Entries from a visual dataset:
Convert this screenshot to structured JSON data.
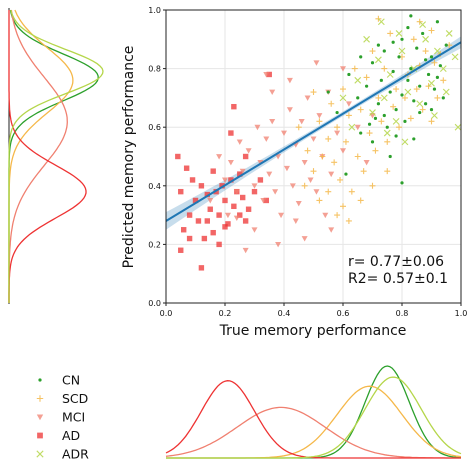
{
  "chart_data": {
    "type": "scatter",
    "xlabel": "True memory performance",
    "ylabel": "Predicted memory performance",
    "xlim": [
      0,
      1
    ],
    "ylim": [
      0,
      1
    ],
    "xticks": [
      "0.0",
      "0.2",
      "0.4",
      "0.6",
      "0.8",
      "1.0"
    ],
    "yticks": [
      "0.0",
      "0.2",
      "0.4",
      "0.6",
      "0.8",
      "1.0"
    ],
    "grid": true,
    "annotation": {
      "r_label": "r= 0.77±0.06",
      "r2_label": "R2= 0.57±0.1"
    },
    "regression": {
      "color": "#1f77b4",
      "x": [
        0,
        1
      ],
      "y": [
        0.28,
        0.89
      ],
      "ci_at_x0": 0.03,
      "ci_at_x1": 0.02,
      "ci_center_x": 0.6,
      "ci_center": 0.008
    },
    "legend": {
      "position": "bottom-left",
      "items": [
        {
          "label": "CN",
          "color": "#2ca02c",
          "marker": "dot"
        },
        {
          "label": "SCD",
          "color": "#f5b84a",
          "marker": "plus"
        },
        {
          "label": "MCI",
          "color": "#f08070",
          "marker": "triangle-down"
        },
        {
          "label": "AD",
          "color": "#ee3333",
          "marker": "square"
        },
        {
          "label": "ADR",
          "color": "#b5d64a",
          "marker": "x"
        }
      ]
    },
    "series": [
      {
        "name": "CN",
        "color": "#2ca02c",
        "marker": "dot",
        "points": [
          [
            0.55,
            0.72
          ],
          [
            0.58,
            0.65
          ],
          [
            0.62,
            0.78
          ],
          [
            0.65,
            0.7
          ],
          [
            0.66,
            0.58
          ],
          [
            0.68,
            0.74
          ],
          [
            0.7,
            0.82
          ],
          [
            0.71,
            0.63
          ],
          [
            0.72,
            0.68
          ],
          [
            0.73,
            0.76
          ],
          [
            0.74,
            0.86
          ],
          [
            0.75,
            0.6
          ],
          [
            0.76,
            0.72
          ],
          [
            0.77,
            0.79
          ],
          [
            0.78,
            0.66
          ],
          [
            0.79,
            0.84
          ],
          [
            0.8,
            0.71
          ],
          [
            0.8,
            0.9
          ],
          [
            0.81,
            0.62
          ],
          [
            0.82,
            0.76
          ],
          [
            0.83,
            0.8
          ],
          [
            0.84,
            0.69
          ],
          [
            0.85,
            0.87
          ],
          [
            0.86,
            0.74
          ],
          [
            0.87,
            0.92
          ],
          [
            0.88,
            0.68
          ],
          [
            0.89,
            0.78
          ],
          [
            0.9,
            0.84
          ],
          [
            0.91,
            0.73
          ],
          [
            0.92,
            0.96
          ],
          [
            0.93,
            0.81
          ],
          [
            0.94,
            0.7
          ],
          [
            0.95,
            0.88
          ],
          [
            0.66,
            0.84
          ],
          [
            0.7,
            0.55
          ],
          [
            0.74,
            0.64
          ],
          [
            0.78,
            0.57
          ],
          [
            0.82,
            0.94
          ],
          [
            0.84,
            0.56
          ],
          [
            0.76,
            0.5
          ],
          [
            0.8,
            0.41
          ],
          [
            0.61,
            0.44
          ],
          [
            0.83,
            0.98
          ],
          [
            0.72,
            0.88
          ],
          [
            0.86,
            0.65
          ],
          [
            0.88,
            0.83
          ],
          [
            0.9,
            0.66
          ],
          [
            0.92,
            0.77
          ],
          [
            0.69,
            0.61
          ],
          [
            0.77,
            0.89
          ]
        ]
      },
      {
        "name": "SCD",
        "color": "#f5b84a",
        "marker": "plus",
        "points": [
          [
            0.45,
            0.6
          ],
          [
            0.48,
            0.52
          ],
          [
            0.5,
            0.45
          ],
          [
            0.52,
            0.62
          ],
          [
            0.53,
            0.5
          ],
          [
            0.55,
            0.56
          ],
          [
            0.56,
            0.68
          ],
          [
            0.57,
            0.48
          ],
          [
            0.58,
            0.6
          ],
          [
            0.59,
            0.42
          ],
          [
            0.6,
            0.73
          ],
          [
            0.61,
            0.55
          ],
          [
            0.62,
            0.64
          ],
          [
            0.63,
            0.38
          ],
          [
            0.64,
            0.8
          ],
          [
            0.65,
            0.5
          ],
          [
            0.66,
            0.66
          ],
          [
            0.67,
            0.45
          ],
          [
            0.68,
            0.77
          ],
          [
            0.69,
            0.58
          ],
          [
            0.7,
            0.86
          ],
          [
            0.71,
            0.52
          ],
          [
            0.72,
            0.7
          ],
          [
            0.73,
            0.62
          ],
          [
            0.74,
            0.8
          ],
          [
            0.75,
            0.55
          ],
          [
            0.76,
            0.92
          ],
          [
            0.77,
            0.67
          ],
          [
            0.78,
            0.73
          ],
          [
            0.79,
            0.6
          ],
          [
            0.8,
            0.84
          ],
          [
            0.81,
            0.7
          ],
          [
            0.82,
            0.78
          ],
          [
            0.83,
            0.63
          ],
          [
            0.84,
            0.9
          ],
          [
            0.85,
            0.73
          ],
          [
            0.86,
            0.81
          ],
          [
            0.87,
            0.66
          ],
          [
            0.88,
            0.86
          ],
          [
            0.89,
            0.74
          ],
          [
            0.9,
            0.62
          ],
          [
            0.91,
            0.82
          ],
          [
            0.92,
            0.7
          ],
          [
            0.93,
            0.85
          ],
          [
            0.94,
            0.76
          ],
          [
            0.96,
            0.88
          ],
          [
            0.55,
            0.38
          ],
          [
            0.6,
            0.33
          ],
          [
            0.5,
            0.72
          ],
          [
            0.58,
            0.3
          ],
          [
            0.62,
            0.28
          ],
          [
            0.7,
            0.4
          ],
          [
            0.75,
            0.45
          ],
          [
            0.72,
            0.97
          ],
          [
            0.86,
            0.96
          ],
          [
            0.9,
            0.93
          ],
          [
            0.47,
            0.4
          ],
          [
            0.52,
            0.35
          ],
          [
            0.66,
            0.35
          ]
        ]
      },
      {
        "name": "MCI",
        "color": "#f08070",
        "marker": "triangle-down",
        "points": [
          [
            0.15,
            0.35
          ],
          [
            0.18,
            0.5
          ],
          [
            0.2,
            0.42
          ],
          [
            0.22,
            0.48
          ],
          [
            0.24,
            0.38
          ],
          [
            0.25,
            0.55
          ],
          [
            0.26,
            0.45
          ],
          [
            0.28,
            0.52
          ],
          [
            0.3,
            0.4
          ],
          [
            0.31,
            0.6
          ],
          [
            0.32,
            0.48
          ],
          [
            0.33,
            0.35
          ],
          [
            0.34,
            0.56
          ],
          [
            0.35,
            0.44
          ],
          [
            0.36,
            0.62
          ],
          [
            0.37,
            0.38
          ],
          [
            0.38,
            0.5
          ],
          [
            0.39,
            0.3
          ],
          [
            0.4,
            0.58
          ],
          [
            0.41,
            0.46
          ],
          [
            0.42,
            0.66
          ],
          [
            0.43,
            0.4
          ],
          [
            0.44,
            0.54
          ],
          [
            0.45,
            0.34
          ],
          [
            0.46,
            0.62
          ],
          [
            0.47,
            0.48
          ],
          [
            0.48,
            0.7
          ],
          [
            0.49,
            0.42
          ],
          [
            0.5,
            0.56
          ],
          [
            0.51,
            0.38
          ],
          [
            0.52,
            0.64
          ],
          [
            0.53,
            0.5
          ],
          [
            0.55,
            0.72
          ],
          [
            0.56,
            0.44
          ],
          [
            0.58,
            0.58
          ],
          [
            0.6,
            0.52
          ],
          [
            0.62,
            0.68
          ],
          [
            0.65,
            0.6
          ],
          [
            0.68,
            0.48
          ],
          [
            0.7,
            0.64
          ],
          [
            0.34,
            0.78
          ],
          [
            0.36,
            0.72
          ],
          [
            0.44,
            0.28
          ],
          [
            0.3,
            0.25
          ],
          [
            0.38,
            0.2
          ],
          [
            0.54,
            0.3
          ],
          [
            0.56,
            0.25
          ],
          [
            0.27,
            0.18
          ],
          [
            0.47,
            0.22
          ],
          [
            0.21,
            0.3
          ],
          [
            0.51,
            0.82
          ],
          [
            0.6,
            0.8
          ],
          [
            0.42,
            0.76
          ],
          [
            0.24,
            0.29
          ]
        ]
      },
      {
        "name": "AD",
        "color": "#ee3333",
        "marker": "square",
        "points": [
          [
            0.04,
            0.5
          ],
          [
            0.05,
            0.38
          ],
          [
            0.06,
            0.25
          ],
          [
            0.07,
            0.46
          ],
          [
            0.08,
            0.3
          ],
          [
            0.09,
            0.42
          ],
          [
            0.1,
            0.35
          ],
          [
            0.11,
            0.28
          ],
          [
            0.12,
            0.4
          ],
          [
            0.13,
            0.22
          ],
          [
            0.14,
            0.37
          ],
          [
            0.15,
            0.32
          ],
          [
            0.16,
            0.45
          ],
          [
            0.17,
            0.38
          ],
          [
            0.18,
            0.3
          ],
          [
            0.19,
            0.4
          ],
          [
            0.2,
            0.35
          ],
          [
            0.21,
            0.27
          ],
          [
            0.22,
            0.42
          ],
          [
            0.23,
            0.33
          ],
          [
            0.24,
            0.38
          ],
          [
            0.25,
            0.3
          ],
          [
            0.26,
            0.36
          ],
          [
            0.27,
            0.28
          ],
          [
            0.28,
            0.32
          ],
          [
            0.3,
            0.38
          ],
          [
            0.32,
            0.42
          ],
          [
            0.34,
            0.35
          ],
          [
            0.12,
            0.12
          ],
          [
            0.18,
            0.2
          ],
          [
            0.2,
            0.26
          ],
          [
            0.16,
            0.24
          ],
          [
            0.05,
            0.18
          ],
          [
            0.08,
            0.22
          ],
          [
            0.23,
            0.67
          ],
          [
            0.35,
            0.78
          ],
          [
            0.25,
            0.44
          ],
          [
            0.27,
            0.5
          ],
          [
            0.22,
            0.58
          ],
          [
            0.14,
            0.28
          ]
        ]
      },
      {
        "name": "ADR",
        "color": "#b5d64a",
        "marker": "x",
        "points": [
          [
            0.6,
            0.7
          ],
          [
            0.65,
            0.76
          ],
          [
            0.7,
            0.65
          ],
          [
            0.72,
            0.83
          ],
          [
            0.74,
            0.7
          ],
          [
            0.76,
            0.78
          ],
          [
            0.78,
            0.62
          ],
          [
            0.8,
            0.86
          ],
          [
            0.82,
            0.72
          ],
          [
            0.84,
            0.8
          ],
          [
            0.86,
            0.68
          ],
          [
            0.88,
            0.9
          ],
          [
            0.9,
            0.75
          ],
          [
            0.92,
            0.86
          ],
          [
            0.94,
            0.8
          ],
          [
            0.96,
            0.92
          ],
          [
            0.98,
            0.84
          ],
          [
            0.63,
            0.6
          ],
          [
            0.68,
            0.9
          ],
          [
            0.75,
            0.58
          ],
          [
            0.81,
            0.55
          ],
          [
            0.87,
            0.95
          ],
          [
            0.91,
            0.64
          ],
          [
            0.95,
            0.72
          ],
          [
            0.99,
            0.6
          ],
          [
            0.73,
            0.96
          ],
          [
            0.79,
            0.92
          ]
        ]
      }
    ],
    "marginal_x": {
      "x_range": [
        0,
        1
      ],
      "curves": [
        {
          "name": "CN",
          "color": "#2ca02c",
          "peak_x": 0.75,
          "peak": 1.0,
          "bw": 0.075
        },
        {
          "name": "SCD",
          "color": "#f5b84a",
          "peak_x": 0.69,
          "peak": 0.78,
          "bw": 0.11
        },
        {
          "name": "MCI",
          "color": "#f08070",
          "peak_x": 0.39,
          "peak": 0.55,
          "bw": 0.15
        },
        {
          "name": "AD",
          "color": "#ee3333",
          "peak_x": 0.21,
          "peak": 0.84,
          "bw": 0.09
        },
        {
          "name": "ADR",
          "color": "#b5d64a",
          "peak_x": 0.77,
          "peak": 0.88,
          "bw": 0.095
        }
      ]
    },
    "marginal_y": {
      "y_range": [
        0,
        1
      ],
      "curves": [
        {
          "name": "CN",
          "color": "#2ca02c",
          "peak_y": 0.77,
          "peak": 0.95,
          "bw": 0.08
        },
        {
          "name": "SCD",
          "color": "#f5b84a",
          "peak_y": 0.76,
          "peak": 0.68,
          "bw": 0.11
        },
        {
          "name": "MCI",
          "color": "#f08070",
          "peak_y": 0.62,
          "peak": 0.62,
          "bw": 0.15
        },
        {
          "name": "AD",
          "color": "#ee3333",
          "peak_y": 0.38,
          "peak": 0.82,
          "bw": 0.09
        },
        {
          "name": "ADR",
          "color": "#b5d64a",
          "peak_y": 0.79,
          "peak": 1.0,
          "bw": 0.075
        }
      ]
    }
  }
}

• **JOB**: Where a line in the material contains "marker", copy that line.

• **IN RESPONSE**:
          "marker": "dot"
          "marker": "plus"
          "marker": "triangle-down"
          "marker": "square"
          "marker": "x"
        "marker": "dot",
        "marker": "plus",
        "marker": "triangle-down",
        "marker": "square",
        "marker": "x",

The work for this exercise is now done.